• Written task: Your task is to return the line containing "Convert this document image to plain text." plus every line after it, exactly and with nothing added.

• Data for processing:

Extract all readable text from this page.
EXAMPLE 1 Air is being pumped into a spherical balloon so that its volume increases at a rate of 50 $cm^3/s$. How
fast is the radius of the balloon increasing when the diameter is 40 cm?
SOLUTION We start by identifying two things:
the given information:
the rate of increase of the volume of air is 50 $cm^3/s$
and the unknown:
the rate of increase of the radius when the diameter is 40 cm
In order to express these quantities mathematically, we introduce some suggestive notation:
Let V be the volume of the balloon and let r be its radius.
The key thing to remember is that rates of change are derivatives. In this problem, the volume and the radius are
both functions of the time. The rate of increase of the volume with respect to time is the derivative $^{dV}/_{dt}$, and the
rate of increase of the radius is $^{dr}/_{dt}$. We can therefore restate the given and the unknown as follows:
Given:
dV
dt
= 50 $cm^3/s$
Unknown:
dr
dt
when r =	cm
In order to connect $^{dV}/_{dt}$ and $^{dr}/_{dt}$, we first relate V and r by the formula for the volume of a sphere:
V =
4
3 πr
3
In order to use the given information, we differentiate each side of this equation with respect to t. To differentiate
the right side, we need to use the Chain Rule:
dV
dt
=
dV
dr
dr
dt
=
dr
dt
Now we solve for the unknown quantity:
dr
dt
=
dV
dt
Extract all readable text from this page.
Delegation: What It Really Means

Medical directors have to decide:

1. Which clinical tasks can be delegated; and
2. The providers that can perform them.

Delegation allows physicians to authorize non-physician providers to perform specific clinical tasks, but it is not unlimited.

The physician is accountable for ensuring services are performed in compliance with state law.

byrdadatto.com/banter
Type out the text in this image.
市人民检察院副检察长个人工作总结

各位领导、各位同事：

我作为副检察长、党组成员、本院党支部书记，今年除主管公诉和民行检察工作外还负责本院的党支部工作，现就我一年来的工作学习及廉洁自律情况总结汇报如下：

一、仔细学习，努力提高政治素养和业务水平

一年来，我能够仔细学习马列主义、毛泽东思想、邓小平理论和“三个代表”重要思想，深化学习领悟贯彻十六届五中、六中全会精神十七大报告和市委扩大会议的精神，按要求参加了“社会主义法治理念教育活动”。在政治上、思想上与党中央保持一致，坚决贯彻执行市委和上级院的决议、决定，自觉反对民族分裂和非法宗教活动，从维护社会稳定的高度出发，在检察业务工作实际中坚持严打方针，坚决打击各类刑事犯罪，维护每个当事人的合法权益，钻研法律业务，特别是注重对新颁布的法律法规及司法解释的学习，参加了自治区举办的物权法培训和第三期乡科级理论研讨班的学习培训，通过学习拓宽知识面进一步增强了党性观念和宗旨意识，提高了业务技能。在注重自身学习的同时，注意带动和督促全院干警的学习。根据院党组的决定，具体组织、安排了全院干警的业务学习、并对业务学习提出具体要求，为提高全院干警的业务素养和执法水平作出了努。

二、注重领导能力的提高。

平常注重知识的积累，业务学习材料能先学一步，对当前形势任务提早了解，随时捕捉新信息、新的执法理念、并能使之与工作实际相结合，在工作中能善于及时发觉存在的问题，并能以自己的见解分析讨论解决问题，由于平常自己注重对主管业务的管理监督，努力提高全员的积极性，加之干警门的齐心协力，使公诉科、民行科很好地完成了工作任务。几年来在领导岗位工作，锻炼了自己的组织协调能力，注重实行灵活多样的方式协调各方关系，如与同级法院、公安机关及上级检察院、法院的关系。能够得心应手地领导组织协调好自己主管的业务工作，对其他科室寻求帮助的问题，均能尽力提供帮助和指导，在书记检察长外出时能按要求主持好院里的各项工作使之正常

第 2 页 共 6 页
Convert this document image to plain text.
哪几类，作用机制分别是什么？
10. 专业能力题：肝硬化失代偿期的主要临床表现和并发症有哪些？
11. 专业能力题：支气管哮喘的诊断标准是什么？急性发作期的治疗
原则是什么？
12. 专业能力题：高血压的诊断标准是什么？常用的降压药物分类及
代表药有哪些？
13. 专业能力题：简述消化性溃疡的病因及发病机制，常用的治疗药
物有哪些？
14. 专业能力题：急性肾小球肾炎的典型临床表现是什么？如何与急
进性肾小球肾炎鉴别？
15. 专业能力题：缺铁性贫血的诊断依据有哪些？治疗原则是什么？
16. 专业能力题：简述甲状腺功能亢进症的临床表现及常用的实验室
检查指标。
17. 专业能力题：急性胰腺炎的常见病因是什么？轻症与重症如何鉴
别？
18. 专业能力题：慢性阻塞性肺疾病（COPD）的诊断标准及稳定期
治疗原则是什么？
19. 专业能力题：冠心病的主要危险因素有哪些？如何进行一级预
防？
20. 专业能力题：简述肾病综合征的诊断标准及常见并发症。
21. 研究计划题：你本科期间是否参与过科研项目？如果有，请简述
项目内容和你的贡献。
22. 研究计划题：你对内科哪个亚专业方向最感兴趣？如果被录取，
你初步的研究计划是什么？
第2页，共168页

• Response for this exercise:
Convert this document image to plain text.
哪几类，作用机制分别是什么？
10. 专业能力题：肝硬化失代偿期的主要临床表现和并发症有哪些？
11. 专业能力题：支气管哮喘的诊断标准是什么？急性发作期的治疗
原则是什么？
12. 专业能力题：高血压的诊断标准是什么？常用的降压药物分类及
代表药有哪些？
13. 专业能力题：简述消化性溃疡的病因及发病机制，常用的治疗药
物有哪些？
14. 专业能力题：急性肾小球肾炎的典型临床表现是什么？如何与急
进性肾小球肾炎鉴别？
15. 专业能力题：缺铁性贫血的诊断依据有哪些？治疗原则是什么？
16. 专业能力题：简述甲状腺功能亢进症的临床表现及常用的实验室
检查指标。
17. 专业能力题：急性胰腺炎的常见病因是什么？轻症与重症如何鉴
别？
18. 专业能力题：慢性阻塞性肺疾病（COPD）的诊断标准及稳定期
治疗原则是什么？
19. 专业能力题：冠心病的主要危险因素有哪些？如何进行一级预
防？
20. 专业能力题：简述肾病综合征的诊断标准及常见并发症。
21. 研究计划题：你本科期间是否参与过科研项目？如果有，请简述
项目内容和你的贡献。
22. 研究计划题：你对内科哪个亚专业方向最感兴趣？如果被录取，
你初步的研究计划是什么？
第2页，共168页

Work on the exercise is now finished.